##### MATERIAL PROVIDED #####

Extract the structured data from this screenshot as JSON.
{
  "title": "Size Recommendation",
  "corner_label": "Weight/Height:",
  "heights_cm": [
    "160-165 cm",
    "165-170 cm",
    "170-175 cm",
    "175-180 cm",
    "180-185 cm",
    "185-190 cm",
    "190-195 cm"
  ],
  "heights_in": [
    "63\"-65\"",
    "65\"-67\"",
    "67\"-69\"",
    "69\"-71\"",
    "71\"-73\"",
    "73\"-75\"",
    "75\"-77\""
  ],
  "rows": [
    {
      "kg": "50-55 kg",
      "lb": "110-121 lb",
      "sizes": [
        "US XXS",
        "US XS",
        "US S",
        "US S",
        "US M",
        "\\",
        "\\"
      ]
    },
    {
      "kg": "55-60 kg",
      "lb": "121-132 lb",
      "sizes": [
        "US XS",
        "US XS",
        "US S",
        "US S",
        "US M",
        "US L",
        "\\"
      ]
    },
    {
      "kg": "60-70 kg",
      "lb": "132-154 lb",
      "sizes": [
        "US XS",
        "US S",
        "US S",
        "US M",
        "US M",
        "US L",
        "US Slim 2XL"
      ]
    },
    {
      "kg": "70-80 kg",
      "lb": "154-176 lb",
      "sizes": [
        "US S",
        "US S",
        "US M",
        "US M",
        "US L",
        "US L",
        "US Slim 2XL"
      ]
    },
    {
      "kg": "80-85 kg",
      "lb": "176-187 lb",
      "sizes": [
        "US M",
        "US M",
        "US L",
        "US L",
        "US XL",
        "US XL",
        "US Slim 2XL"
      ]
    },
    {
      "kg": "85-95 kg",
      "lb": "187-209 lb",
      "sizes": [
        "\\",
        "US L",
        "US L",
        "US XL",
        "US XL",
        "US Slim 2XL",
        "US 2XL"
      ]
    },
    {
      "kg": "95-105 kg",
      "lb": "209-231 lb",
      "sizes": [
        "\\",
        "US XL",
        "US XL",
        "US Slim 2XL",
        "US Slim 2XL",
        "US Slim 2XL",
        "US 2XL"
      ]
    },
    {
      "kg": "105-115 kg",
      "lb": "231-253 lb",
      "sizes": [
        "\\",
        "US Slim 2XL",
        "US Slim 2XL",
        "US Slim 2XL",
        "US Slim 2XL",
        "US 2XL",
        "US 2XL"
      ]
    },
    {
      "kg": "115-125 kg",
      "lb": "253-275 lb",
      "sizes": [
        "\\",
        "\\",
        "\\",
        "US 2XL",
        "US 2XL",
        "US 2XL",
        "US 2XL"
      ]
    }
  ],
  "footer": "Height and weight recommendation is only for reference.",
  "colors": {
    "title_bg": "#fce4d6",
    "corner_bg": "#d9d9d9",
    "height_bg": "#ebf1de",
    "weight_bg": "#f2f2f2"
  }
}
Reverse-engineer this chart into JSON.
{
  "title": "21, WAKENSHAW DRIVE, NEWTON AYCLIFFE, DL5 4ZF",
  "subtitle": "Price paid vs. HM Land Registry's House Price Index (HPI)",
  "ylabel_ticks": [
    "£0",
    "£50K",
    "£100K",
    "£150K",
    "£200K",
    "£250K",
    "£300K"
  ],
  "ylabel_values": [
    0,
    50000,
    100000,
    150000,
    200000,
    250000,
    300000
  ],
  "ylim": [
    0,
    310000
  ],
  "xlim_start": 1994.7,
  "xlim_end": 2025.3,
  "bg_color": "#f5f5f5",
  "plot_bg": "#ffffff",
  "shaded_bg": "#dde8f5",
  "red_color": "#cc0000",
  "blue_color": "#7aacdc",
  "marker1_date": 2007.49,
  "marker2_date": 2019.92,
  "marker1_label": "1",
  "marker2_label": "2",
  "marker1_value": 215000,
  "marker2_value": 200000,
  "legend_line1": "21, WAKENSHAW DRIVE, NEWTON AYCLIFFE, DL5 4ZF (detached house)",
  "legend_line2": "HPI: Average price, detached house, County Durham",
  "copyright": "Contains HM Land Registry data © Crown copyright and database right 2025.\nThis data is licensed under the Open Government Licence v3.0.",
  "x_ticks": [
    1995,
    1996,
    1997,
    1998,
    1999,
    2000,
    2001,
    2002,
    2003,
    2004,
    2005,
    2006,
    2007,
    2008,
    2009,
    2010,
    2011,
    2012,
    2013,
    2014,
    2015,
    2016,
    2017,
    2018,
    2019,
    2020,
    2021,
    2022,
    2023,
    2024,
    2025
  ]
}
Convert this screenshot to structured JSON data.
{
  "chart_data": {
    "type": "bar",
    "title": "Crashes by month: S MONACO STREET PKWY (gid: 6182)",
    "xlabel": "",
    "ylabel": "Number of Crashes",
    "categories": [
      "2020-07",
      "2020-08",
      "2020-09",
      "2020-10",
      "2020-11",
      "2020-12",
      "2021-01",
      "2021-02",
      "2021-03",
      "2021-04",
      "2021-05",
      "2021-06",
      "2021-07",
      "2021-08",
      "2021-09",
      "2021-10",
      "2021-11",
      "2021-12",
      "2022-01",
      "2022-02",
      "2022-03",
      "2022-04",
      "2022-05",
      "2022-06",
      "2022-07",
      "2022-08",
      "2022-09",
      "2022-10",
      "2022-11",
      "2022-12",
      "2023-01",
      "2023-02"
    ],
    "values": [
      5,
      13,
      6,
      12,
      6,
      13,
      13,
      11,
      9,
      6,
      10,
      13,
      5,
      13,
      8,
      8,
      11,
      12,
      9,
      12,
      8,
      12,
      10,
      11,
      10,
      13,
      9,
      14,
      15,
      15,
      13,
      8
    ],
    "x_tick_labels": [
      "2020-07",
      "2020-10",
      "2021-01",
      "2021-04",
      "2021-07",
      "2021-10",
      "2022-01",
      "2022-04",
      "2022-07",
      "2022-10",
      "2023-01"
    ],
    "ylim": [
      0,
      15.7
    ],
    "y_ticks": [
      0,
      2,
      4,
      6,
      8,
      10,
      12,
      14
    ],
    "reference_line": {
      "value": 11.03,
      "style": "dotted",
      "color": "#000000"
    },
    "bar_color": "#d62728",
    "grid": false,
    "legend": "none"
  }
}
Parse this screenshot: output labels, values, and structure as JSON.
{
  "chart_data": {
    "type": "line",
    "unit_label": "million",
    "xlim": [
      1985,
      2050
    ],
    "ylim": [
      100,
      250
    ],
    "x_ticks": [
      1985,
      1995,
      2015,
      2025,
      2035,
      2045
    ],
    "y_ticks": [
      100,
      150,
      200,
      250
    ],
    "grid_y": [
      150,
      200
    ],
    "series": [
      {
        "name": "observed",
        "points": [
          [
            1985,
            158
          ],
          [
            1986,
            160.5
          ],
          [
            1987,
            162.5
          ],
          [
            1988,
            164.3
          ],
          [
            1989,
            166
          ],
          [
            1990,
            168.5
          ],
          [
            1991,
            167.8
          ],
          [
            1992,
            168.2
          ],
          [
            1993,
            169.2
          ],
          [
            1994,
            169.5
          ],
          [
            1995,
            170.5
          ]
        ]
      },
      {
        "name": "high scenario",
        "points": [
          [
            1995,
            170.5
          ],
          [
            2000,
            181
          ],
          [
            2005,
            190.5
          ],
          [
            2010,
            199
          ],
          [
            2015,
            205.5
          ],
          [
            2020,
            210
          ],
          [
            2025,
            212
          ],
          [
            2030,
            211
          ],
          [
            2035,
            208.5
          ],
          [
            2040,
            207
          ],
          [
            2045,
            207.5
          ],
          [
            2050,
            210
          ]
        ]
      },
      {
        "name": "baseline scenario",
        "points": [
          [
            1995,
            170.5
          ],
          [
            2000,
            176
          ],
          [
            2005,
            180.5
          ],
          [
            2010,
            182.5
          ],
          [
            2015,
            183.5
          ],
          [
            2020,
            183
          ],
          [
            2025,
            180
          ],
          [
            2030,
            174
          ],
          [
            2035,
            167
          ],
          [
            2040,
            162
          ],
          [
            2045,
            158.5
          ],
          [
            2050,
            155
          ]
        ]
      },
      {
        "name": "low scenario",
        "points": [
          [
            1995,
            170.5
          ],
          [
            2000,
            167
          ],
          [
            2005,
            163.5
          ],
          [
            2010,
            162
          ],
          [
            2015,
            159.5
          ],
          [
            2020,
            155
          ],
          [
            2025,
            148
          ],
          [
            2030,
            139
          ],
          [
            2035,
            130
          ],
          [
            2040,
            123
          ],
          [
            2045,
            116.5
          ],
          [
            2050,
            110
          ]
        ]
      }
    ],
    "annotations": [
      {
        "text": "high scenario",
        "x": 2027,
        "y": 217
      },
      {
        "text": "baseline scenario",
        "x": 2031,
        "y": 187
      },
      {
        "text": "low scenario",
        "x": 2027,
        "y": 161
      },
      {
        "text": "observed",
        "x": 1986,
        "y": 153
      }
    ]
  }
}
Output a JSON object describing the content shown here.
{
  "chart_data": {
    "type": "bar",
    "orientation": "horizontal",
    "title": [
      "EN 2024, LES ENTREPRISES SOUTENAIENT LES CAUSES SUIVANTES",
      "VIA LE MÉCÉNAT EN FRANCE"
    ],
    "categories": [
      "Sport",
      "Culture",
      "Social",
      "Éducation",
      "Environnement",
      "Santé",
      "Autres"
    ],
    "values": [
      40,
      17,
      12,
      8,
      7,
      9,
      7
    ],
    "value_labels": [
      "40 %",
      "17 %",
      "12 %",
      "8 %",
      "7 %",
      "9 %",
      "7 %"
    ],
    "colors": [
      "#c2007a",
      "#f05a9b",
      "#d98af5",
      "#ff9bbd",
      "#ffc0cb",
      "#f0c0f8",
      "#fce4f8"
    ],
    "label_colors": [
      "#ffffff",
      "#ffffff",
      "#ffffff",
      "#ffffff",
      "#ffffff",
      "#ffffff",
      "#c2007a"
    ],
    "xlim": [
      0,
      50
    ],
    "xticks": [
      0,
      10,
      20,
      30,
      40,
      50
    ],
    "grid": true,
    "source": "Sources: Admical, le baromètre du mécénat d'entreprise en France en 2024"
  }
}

#####

• _WHAT THE TASK ASKS_
Give again the lines from the line holding "Output a JSON" through the close of the listing, both included, exactly as written and with nothing else.

• _ANSWER TO THE TASK_
Output a JSON object describing the content shown here.
{
  "chart_data": {
    "type": "bar",
    "orientation": "horizontal",
    "title": [
      "EN 2024, LES ENTREPRISES SOUTENAIENT LES CAUSES SUIVANTES",
      "VIA LE MÉCÉNAT EN FRANCE"
    ],
    "categories": [
      "Sport",
      "Culture",
      "Social",
      "Éducation",
      "Environnement",
      "Santé",
      "Autres"
    ],
    "values": [
      40,
      17,
      12,
      8,
      7,
      9,
      7
    ],
    "value_labels": [
      "40 %",
      "17 %",
      "12 %",
      "8 %",
      "7 %",
      "9 %",
      "7 %"
    ],
    "colors": [
      "#c2007a",
      "#f05a9b",
      "#d98af5",
      "#ff9bbd",
      "#ffc0cb",
      "#f0c0f8",
      "#fce4f8"
    ],
    "label_colors": [
      "#ffffff",
      "#ffffff",
      "#ffffff",
      "#ffffff",
      "#ffffff",
      "#ffffff",
      "#c2007a"
    ],
    "xlim": [
      0,
      50
    ],
    "xticks": [
      0,
      10,
      20,
      30,
      40,
      50
    ],
    "grid": true,
    "source": "Sources: Admical, le baromètre du mécénat d'entreprise en France en 2024"
  }
}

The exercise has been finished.